▸ **TEXTE**:
○ ○ ○ ○ ○

Barclay se retrouve au point de départ, mais il a encore de la chance, pense-t-il :

« D’autres familles sinistrées vivent encore sous des bâches dans des campements provisoires. Je m’en sortirai sans attendre une aide qui ne viendra peut-être jamais. Un jour, mes enfants retourneront à l’école. Un jour, je vivrai avec ma famille dans un lieu sûr. Je ne peux pas me laisser abattre ».

L’exclusion des statistiques, l’aide, l’école, la dignité

Certaines ONGs se sont déplacées pour apporter un premier secours. Une station de radio internationale a récolté des fonds, mais la famille de Barclay n’a pas bénéficié de ces secours, elle n’était plus sur les lieux et ne figurait pas dans les listes des sinistrés. Elle ne sera pas non plus comptée dans les statistiques, comme des centaines d’autres familles sans doute. Barclay continue son activité, contribuant à sa mesure à l’assainissement de son environnement. Là où certains ne voient qu’une activité sans valeur — ramassage d’ordure et recyclage — lui voit les bienfaits qui rejaillissent sur la communauté et ça le rend fier.

Sa famille n’est pas restée dans l’attente, elle a souffert mais n’a jamais baissé les bras, comptant sur ses propres forces, appliquant ses propres stratégies de survie. Une question continue néanmoins de le tourmenter : comment réinscrire les enfants alors qu’ils ont déjà payé l’année dans l’autre école, au bord du fleuve, au prix de tant de sacrifices ?

Sa famille, comme des millions d’autres à travers le monde, est affectée durement et directement par les causes et les conséquences du changement climatique. Toutes sont contraintes de vivre dans des endroits pollués, exposées aux cyclones, aux inondations, aux éboulements de plus en plus fréquents. Pour vivre, elles doivent accepter des activités dangereuses sans protection contre les maladies, les accidents, et l’usure précoce du corps. Elles doivent se contenter d’une alimentation bon marché, nocive, fabriquée à base de produits chimiques de synthèse.

○ ○ ○ ○ ○

▸ **EXERCICE 1**: D'après le texte sur la famille de Barclay, pourquoi cette famille n'a-t-elle pas reçu les secours ?
▸ **EXERCICE 2**: Poursuivez le texte sur la famille de Barclay après sa dernière phrase.
Les données n'ont aucun rôle à jouer ici.

▸ **DONNÉES FOURNIES**:
○ ○ ○ ○ ○

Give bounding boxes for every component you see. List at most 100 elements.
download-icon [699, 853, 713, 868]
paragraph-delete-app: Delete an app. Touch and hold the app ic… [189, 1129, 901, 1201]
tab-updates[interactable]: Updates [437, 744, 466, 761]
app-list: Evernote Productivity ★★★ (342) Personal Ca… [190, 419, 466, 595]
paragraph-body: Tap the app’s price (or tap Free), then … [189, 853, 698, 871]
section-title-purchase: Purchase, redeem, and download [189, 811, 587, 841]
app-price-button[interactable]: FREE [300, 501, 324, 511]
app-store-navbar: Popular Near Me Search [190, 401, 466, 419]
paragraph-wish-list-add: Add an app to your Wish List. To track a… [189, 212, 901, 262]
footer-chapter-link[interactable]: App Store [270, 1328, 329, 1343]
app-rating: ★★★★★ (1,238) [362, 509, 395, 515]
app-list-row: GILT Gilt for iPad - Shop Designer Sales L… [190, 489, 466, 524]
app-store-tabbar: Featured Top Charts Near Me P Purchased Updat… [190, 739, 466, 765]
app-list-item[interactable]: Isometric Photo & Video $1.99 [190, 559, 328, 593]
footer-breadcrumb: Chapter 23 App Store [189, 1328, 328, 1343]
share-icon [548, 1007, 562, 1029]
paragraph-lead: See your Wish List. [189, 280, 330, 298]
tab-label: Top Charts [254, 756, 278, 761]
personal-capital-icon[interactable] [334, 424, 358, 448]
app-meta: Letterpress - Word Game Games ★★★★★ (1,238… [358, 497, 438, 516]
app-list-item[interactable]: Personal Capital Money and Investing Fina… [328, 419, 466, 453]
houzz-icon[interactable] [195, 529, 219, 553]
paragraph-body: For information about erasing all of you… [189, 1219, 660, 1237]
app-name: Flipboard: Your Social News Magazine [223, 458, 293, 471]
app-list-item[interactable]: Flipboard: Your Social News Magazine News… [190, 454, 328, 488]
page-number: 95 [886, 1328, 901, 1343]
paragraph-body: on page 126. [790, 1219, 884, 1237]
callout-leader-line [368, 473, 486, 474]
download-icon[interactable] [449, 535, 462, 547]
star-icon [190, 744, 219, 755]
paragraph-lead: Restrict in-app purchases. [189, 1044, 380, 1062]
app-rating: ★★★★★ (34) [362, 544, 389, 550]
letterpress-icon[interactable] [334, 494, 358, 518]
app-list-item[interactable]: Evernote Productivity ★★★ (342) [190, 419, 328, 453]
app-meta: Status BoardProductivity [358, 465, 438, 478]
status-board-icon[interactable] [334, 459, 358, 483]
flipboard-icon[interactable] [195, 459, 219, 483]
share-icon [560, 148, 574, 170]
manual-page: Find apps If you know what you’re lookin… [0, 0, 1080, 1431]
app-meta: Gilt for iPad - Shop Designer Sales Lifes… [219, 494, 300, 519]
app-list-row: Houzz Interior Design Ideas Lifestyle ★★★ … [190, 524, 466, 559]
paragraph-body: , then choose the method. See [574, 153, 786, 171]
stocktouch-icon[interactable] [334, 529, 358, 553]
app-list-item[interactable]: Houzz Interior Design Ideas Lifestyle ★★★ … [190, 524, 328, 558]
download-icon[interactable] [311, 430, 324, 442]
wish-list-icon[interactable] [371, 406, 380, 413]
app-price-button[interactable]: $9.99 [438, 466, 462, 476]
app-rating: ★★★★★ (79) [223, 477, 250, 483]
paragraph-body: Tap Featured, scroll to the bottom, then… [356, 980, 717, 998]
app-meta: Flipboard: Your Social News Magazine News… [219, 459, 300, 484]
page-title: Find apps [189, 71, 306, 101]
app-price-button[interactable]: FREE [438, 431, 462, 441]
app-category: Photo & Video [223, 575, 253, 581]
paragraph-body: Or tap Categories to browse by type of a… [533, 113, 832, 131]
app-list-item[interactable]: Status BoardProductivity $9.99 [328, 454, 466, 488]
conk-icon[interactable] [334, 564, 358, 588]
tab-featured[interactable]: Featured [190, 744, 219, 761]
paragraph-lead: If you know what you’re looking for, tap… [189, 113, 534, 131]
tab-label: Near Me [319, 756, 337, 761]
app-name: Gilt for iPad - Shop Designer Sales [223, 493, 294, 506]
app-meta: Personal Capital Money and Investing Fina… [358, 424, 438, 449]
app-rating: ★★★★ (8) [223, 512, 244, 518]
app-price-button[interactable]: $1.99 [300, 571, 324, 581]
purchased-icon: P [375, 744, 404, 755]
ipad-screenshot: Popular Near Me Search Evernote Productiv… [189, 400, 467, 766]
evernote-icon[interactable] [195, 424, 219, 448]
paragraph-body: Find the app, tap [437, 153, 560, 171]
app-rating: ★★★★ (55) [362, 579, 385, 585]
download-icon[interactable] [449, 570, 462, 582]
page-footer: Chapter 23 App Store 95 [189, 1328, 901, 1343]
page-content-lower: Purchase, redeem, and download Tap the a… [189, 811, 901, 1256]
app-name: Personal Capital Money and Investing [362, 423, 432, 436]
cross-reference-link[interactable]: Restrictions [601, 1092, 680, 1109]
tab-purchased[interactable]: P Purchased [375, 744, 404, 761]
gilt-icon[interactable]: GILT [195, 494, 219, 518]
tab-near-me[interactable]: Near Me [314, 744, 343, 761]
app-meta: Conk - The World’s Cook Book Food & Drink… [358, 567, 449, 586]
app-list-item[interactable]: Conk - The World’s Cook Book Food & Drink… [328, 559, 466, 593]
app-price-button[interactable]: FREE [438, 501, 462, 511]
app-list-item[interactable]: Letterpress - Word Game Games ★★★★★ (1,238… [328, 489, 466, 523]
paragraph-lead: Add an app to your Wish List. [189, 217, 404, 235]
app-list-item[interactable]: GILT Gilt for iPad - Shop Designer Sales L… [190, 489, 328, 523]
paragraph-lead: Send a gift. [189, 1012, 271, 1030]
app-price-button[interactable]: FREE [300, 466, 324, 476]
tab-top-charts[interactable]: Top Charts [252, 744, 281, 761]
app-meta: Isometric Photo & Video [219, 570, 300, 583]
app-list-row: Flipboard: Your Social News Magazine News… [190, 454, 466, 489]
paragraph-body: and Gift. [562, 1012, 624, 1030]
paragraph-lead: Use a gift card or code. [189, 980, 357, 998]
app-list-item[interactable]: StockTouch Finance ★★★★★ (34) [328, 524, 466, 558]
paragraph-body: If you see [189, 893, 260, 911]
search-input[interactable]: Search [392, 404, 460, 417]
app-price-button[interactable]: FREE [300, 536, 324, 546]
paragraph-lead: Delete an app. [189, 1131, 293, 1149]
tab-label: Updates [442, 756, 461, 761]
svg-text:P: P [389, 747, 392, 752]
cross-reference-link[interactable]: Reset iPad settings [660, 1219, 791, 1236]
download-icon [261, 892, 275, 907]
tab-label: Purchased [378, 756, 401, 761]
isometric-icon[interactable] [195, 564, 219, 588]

○ ○ ○ ○ ○

▸ **CORRIGÉ 1**: Elle n'était plus sur les lieux et ne figurait pas dans les listes des sinistrés.

▸ **CORRIGÉ 2**:
Face à cela, elles s’adaptent, s’acharnent, résistent, en gardant la tête haute. Toujours à la lisière de la survie, les yeux fixés sur l’horizon, faisant tout pour que l’avenir de leurs enfants soit différent de leur vie d’aujourd’hui. Leur expérience, leur compréhension des réalités vécues ne sont que trop rarement partagées. Cette connaissance pourrait pourtant éclairer nos réflexions et nos décisions sur la construction d’un monde plus juste, doté d’une économie respectueuse de l’homme et de la terre. Sachons les écouter, parce qu’elles vivent aujourd’hui ce qui peut être le destin de nous tous.

Des lavoirs ambulants

Aujourd’hui, Barclay est lui aussi devant ce péril qui déstabilise le monde : le coronavirus. Il n’a pas hésité longtemps. Il savait où aller pour en parler : à la cour d’ATD Quart Monde ! Là, il a l’habitude de rencontrer d’autres jeunes : ceux qui mènent des actions culturelles dans des quartiers et villages défavorisés et ceux qui gagnent leur vie au jour le jour. Ils y trouvent comme lui un espace de débat et de partage des savoirs. Ensemble, avec les volontaires, ils ont décidé qu’ils ne resteraient pas les bras croisés. Ce virus menace tout le monde et si eux, ils ne vont pas informer les communautés les plus pauvres, ces dernières ne pourront pas se protéger. Alors ils sont partis à leur rencontre avec des dépliants d’information, des « lavoirs » ambulants et du savon.

Barclay continue ses tournées de ramassage de déchets. Elles durent plus longtemps parce qu’il prend le temps de sensibiliser les gens aux gestes barrières contre le virus. Sur son chariot tout le monde peut lire et voir les gestes barrières dessinés.

Niek Tweehuysen

L’auteur, Niek Tweehuysen, est volontaire d’ATD Quart Monde depuis 1977. Il a travaillé sur quatre continents, dont l’Afrique, où il a passé dix années pour y fonder le Mouvement en Tanzanie. Dessinateur en bâtiment et assistant social, il a cherché à mettre en pratique le partage des savoirs à travers des actions pour l’accès aux métiers avec des jeunes défavorisés. Actuellement il est responsable d’ATD Quart Monde en République centrafricaine (RCA). On lui doit un livre : Des pailles dans le sable (Éd. Quart Monde, 2011, 269 p.), retraçant son action en Tanzanie.